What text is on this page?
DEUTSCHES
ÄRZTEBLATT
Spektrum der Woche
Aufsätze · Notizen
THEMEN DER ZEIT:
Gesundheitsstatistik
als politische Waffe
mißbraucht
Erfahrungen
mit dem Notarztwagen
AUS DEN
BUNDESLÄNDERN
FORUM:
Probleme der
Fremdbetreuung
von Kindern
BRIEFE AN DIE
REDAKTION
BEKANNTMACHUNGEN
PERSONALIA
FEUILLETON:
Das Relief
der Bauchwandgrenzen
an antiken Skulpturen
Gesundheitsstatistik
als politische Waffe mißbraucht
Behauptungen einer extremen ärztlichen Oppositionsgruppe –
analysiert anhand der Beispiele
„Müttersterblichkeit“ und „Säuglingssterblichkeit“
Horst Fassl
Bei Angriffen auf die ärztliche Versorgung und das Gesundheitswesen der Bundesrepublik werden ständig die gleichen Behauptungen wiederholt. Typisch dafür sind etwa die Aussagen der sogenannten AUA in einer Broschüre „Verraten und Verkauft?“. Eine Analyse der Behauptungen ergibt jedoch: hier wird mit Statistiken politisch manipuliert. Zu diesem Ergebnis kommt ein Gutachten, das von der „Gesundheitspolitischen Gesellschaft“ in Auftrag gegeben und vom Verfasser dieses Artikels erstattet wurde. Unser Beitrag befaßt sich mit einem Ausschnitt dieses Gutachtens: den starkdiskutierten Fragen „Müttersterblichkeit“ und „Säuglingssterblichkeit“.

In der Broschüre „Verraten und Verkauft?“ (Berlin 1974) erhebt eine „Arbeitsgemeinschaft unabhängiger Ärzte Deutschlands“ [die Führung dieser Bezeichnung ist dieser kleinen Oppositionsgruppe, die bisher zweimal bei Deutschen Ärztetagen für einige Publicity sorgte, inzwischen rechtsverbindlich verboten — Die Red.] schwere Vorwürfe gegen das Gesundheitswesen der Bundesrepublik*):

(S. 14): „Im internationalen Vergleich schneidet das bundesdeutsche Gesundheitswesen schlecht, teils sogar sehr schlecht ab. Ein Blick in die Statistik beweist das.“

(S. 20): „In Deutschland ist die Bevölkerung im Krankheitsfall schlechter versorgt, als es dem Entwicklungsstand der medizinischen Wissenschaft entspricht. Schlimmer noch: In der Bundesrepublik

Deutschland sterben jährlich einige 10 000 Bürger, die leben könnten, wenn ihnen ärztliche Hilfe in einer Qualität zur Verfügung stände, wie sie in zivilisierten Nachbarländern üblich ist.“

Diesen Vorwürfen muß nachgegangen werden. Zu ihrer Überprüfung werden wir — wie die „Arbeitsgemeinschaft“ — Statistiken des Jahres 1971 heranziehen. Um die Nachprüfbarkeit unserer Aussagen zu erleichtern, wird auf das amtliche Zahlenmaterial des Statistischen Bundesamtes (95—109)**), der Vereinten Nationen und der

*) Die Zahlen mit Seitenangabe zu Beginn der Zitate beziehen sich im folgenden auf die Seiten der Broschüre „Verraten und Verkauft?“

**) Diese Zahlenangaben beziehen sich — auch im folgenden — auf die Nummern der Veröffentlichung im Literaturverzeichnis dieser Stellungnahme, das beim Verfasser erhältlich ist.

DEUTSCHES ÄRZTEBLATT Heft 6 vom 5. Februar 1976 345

What you are asked to do:
In the entries above, find every line with the word "Oppositionsgruppe" and list it.

Solution for this problem:
Behauptungen einer extremen ärztlichen Oppositionsgruppe –
In der Broschüre „Verraten und Verkauft?“ (Berlin 1974) erhebt eine „Arbeitsgemeinschaft unabhängiger Ärzte Deutschlands“ [die Führung dieser Bezeichnung ist dieser kleinen Oppositionsgruppe, die bisher zweimal bei Deutschen Ärztetagen für einige Publicity sorgte, inzwischen rechtsverbindlich verboten — Die Red.] schwere Vorwürfe gegen das Gesundheitswesen der Bundesrepublik*):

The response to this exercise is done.